▶ **To do**: Please reproduce every one of the following entries line for line, with no changes.

------

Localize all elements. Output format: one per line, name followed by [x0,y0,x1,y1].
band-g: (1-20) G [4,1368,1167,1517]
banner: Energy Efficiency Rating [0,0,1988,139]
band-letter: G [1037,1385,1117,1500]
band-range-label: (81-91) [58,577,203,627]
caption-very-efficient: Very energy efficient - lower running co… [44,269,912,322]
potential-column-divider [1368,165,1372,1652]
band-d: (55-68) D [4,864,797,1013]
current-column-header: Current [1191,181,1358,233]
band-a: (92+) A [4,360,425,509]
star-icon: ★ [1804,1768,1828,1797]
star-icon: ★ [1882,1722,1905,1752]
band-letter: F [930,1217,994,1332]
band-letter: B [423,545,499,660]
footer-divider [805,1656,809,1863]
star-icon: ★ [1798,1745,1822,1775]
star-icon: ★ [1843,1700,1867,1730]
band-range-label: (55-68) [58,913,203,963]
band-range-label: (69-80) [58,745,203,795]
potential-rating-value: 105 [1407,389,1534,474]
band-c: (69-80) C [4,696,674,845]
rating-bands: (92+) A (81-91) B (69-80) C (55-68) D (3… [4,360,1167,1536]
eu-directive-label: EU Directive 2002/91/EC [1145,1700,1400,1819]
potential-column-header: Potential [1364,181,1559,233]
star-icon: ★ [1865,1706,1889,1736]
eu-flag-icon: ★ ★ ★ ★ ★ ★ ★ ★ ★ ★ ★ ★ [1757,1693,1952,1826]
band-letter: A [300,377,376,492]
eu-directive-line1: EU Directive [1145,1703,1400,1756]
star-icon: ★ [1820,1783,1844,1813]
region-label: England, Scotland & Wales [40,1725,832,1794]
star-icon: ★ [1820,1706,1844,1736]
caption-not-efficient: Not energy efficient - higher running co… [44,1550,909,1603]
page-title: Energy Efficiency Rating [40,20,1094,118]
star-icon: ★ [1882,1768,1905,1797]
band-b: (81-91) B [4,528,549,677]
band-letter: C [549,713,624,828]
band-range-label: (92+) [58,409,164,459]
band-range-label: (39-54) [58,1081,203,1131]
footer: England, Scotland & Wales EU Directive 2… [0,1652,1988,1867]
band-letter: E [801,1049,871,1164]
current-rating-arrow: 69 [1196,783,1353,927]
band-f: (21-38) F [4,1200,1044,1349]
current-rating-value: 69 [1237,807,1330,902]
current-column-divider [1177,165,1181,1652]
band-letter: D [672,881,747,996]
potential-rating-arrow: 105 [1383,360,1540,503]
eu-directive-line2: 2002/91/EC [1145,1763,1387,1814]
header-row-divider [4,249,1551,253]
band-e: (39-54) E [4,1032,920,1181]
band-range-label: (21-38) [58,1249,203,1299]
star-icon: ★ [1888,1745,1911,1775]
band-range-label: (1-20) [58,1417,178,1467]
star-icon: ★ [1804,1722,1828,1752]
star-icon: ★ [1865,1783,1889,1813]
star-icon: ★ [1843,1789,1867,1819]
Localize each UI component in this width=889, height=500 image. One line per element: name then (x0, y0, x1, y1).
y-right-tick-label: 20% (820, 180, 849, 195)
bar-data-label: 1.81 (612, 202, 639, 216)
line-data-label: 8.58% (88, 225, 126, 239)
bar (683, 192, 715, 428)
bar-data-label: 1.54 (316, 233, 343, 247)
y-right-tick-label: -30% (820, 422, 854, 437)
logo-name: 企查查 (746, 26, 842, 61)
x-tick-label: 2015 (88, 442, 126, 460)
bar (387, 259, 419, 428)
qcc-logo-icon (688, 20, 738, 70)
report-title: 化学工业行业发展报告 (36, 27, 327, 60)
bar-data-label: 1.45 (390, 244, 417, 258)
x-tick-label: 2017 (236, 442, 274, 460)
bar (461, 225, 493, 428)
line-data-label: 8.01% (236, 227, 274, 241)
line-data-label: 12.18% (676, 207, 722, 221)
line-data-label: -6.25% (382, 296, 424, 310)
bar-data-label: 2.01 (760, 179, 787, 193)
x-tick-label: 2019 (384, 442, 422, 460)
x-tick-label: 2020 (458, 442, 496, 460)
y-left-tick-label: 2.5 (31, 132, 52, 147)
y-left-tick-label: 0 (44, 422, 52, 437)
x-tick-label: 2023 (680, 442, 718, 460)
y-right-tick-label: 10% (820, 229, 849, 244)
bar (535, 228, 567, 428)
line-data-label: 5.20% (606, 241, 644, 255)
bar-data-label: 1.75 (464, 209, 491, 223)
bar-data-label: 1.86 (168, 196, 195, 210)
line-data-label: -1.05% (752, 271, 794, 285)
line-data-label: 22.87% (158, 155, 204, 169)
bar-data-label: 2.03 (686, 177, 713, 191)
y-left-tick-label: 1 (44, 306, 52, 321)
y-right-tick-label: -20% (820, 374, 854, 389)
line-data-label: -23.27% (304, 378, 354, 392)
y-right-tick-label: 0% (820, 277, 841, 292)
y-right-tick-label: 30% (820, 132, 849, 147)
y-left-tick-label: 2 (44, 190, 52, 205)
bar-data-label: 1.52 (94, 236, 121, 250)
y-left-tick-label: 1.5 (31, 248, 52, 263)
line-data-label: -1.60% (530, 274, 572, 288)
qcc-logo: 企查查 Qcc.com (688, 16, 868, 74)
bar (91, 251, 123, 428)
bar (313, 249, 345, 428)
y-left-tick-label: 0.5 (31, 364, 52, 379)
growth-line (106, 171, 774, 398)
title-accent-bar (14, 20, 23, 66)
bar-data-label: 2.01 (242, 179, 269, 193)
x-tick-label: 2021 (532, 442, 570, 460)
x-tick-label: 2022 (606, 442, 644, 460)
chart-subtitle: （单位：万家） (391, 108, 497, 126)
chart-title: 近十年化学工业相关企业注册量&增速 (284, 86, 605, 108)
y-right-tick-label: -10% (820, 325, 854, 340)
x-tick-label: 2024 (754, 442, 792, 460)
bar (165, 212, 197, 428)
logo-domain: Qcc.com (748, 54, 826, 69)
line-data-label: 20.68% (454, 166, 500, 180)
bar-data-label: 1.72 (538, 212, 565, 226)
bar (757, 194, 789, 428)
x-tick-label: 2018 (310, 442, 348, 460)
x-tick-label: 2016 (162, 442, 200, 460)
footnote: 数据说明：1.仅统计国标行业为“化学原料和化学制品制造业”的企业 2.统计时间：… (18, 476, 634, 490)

------

▶ **Solution for this problem**:
Localize all elements. Output format: one per line, name followed by [x0,y0,x1,y1].
band-g: (1-20) G [4,1368,1167,1517]
banner: Energy Efficiency Rating [0,0,1988,139]
band-letter: G [1037,1385,1117,1500]
band-range-label: (81-91) [58,577,203,627]
caption-very-efficient: Very energy efficient - lower running co… [44,269,912,322]
potential-column-divider [1368,165,1372,1652]
band-d: (55-68) D [4,864,797,1013]
current-column-header: Current [1191,181,1358,233]
band-a: (92+) A [4,360,425,509]
star-icon: ★ [1804,1768,1828,1797]
star-icon: ★ [1882,1722,1905,1752]
band-letter: F [930,1217,994,1332]
band-letter: B [423,545,499,660]
footer-divider [805,1656,809,1863]
star-icon: ★ [1798,1745,1822,1775]
star-icon: ★ [1843,1700,1867,1730]
band-range-label: (55-68) [58,913,203,963]
band-range-label: (69-80) [58,745,203,795]
potential-rating-value: 105 [1407,389,1534,474]
band-c: (69-80) C [4,696,674,845]
rating-bands: (92+) A (81-91) B (69-80) C (55-68) D (3… [4,360,1167,1536]
eu-directive-label: EU Directive 2002/91/EC [1145,1700,1400,1819]
potential-column-header: Potential [1364,181,1559,233]
star-icon: ★ [1865,1706,1889,1736]
eu-flag-icon: ★ ★ ★ ★ ★ ★ ★ ★ ★ ★ ★ ★ [1757,1693,1952,1826]
band-letter: A [300,377,376,492]
eu-directive-line1: EU Directive [1145,1703,1400,1756]
star-icon: ★ [1820,1783,1844,1813]
region-label: England, Scotland & Wales [40,1725,832,1794]
star-icon: ★ [1820,1706,1844,1736]
caption-not-efficient: Not energy efficient - higher running co… [44,1550,909,1603]
page-title: Energy Efficiency Rating [40,20,1094,118]
star-icon: ★ [1882,1768,1905,1797]
band-b: (81-91) B [4,528,549,677]
band-letter: C [549,713,624,828]
band-range-label: (92+) [58,409,164,459]
band-range-label: (39-54) [58,1081,203,1131]
footer: England, Scotland & Wales EU Directive 2… [0,1652,1988,1867]
band-letter: E [801,1049,871,1164]
current-rating-arrow: 69 [1196,783,1353,927]
band-f: (21-38) F [4,1200,1044,1349]
current-rating-value: 69 [1237,807,1330,902]
current-column-divider [1177,165,1181,1652]
band-letter: D [672,881,747,996]
potential-rating-arrow: 105 [1383,360,1540,503]
eu-directive-line2: 2002/91/EC [1145,1763,1387,1814]
header-row-divider [4,249,1551,253]
band-e: (39-54) E [4,1032,920,1181]
band-range-label: (21-38) [58,1249,203,1299]
star-icon: ★ [1888,1745,1911,1775]
band-range-label: (1-20) [58,1417,178,1467]
star-icon: ★ [1804,1722,1828,1752]
star-icon: ★ [1865,1783,1889,1813]
star-icon: ★ [1843,1789,1867,1819]
Localize each UI component in this width=889, height=500 image. One line per element: name then (x0, y0, x1, y1).
y-right-tick-label: 20% (820, 180, 849, 195)
bar-data-label: 1.81 (612, 202, 639, 216)
line-data-label: 8.58% (88, 225, 126, 239)
bar (683, 192, 715, 428)
bar-data-label: 1.54 (316, 233, 343, 247)
y-right-tick-label: -30% (820, 422, 854, 437)
logo-name: 企查查 (746, 26, 842, 61)
x-tick-label: 2015 (88, 442, 126, 460)
bar (387, 259, 419, 428)
qcc-logo-icon (688, 20, 738, 70)
report-title: 化学工业行业发展报告 (36, 27, 327, 60)
bar-data-label: 1.45 (390, 244, 417, 258)
x-tick-label: 2017 (236, 442, 274, 460)
bar (461, 225, 493, 428)
line-data-label: 8.01% (236, 227, 274, 241)
line-data-label: 12.18% (676, 207, 722, 221)
line-data-label: -6.25% (382, 296, 424, 310)
bar-data-label: 2.01 (760, 179, 787, 193)
x-tick-label: 2019 (384, 442, 422, 460)
x-tick-label: 2020 (458, 442, 496, 460)
y-left-tick-label: 2.5 (31, 132, 52, 147)
y-left-tick-label: 0 (44, 422, 52, 437)
x-tick-label: 2023 (680, 442, 718, 460)
y-right-tick-label: 10% (820, 229, 849, 244)
bar (535, 228, 567, 428)
line-data-label: 5.20% (606, 241, 644, 255)
bar-data-label: 1.75 (464, 209, 491, 223)
bar-data-label: 1.86 (168, 196, 195, 210)
line-data-label: -1.05% (752, 271, 794, 285)
line-data-label: 22.87% (158, 155, 204, 169)
bar-data-label: 2.03 (686, 177, 713, 191)
y-left-tick-label: 1 (44, 306, 52, 321)
y-right-tick-label: -20% (820, 374, 854, 389)
line-data-label: -23.27% (304, 378, 354, 392)
y-right-tick-label: 0% (820, 277, 841, 292)
y-right-tick-label: 30% (820, 132, 849, 147)
y-left-tick-label: 2 (44, 190, 52, 205)
bar-data-label: 1.52 (94, 236, 121, 250)
y-left-tick-label: 1.5 (31, 248, 52, 263)
line-data-label: -1.60% (530, 274, 572, 288)
qcc-logo: 企查查 Qcc.com (688, 16, 868, 74)
bar (91, 251, 123, 428)
bar (313, 249, 345, 428)
y-left-tick-label: 0.5 (31, 364, 52, 379)
growth-line (106, 171, 774, 398)
title-accent-bar (14, 20, 23, 66)
bar-data-label: 2.01 (242, 179, 269, 193)
x-tick-label: 2021 (532, 442, 570, 460)
x-tick-label: 2022 (606, 442, 644, 460)
chart-subtitle: （单位：万家） (391, 108, 497, 126)
chart-title: 近十年化学工业相关企业注册量&增速 (284, 86, 605, 108)
y-right-tick-label: -10% (820, 325, 854, 340)
x-tick-label: 2024 (754, 442, 792, 460)
bar (165, 212, 197, 428)
logo-domain: Qcc.com (748, 54, 826, 69)
line-data-label: 20.68% (454, 166, 500, 180)
bar-data-label: 1.72 (538, 212, 565, 226)
bar (757, 194, 789, 428)
x-tick-label: 2018 (310, 442, 348, 460)
x-tick-label: 2016 (162, 442, 200, 460)
footnote: 数据说明：1.仅统计国标行业为“化学原料和化学制品制造业”的企业 2.统计时间：… (18, 476, 634, 490)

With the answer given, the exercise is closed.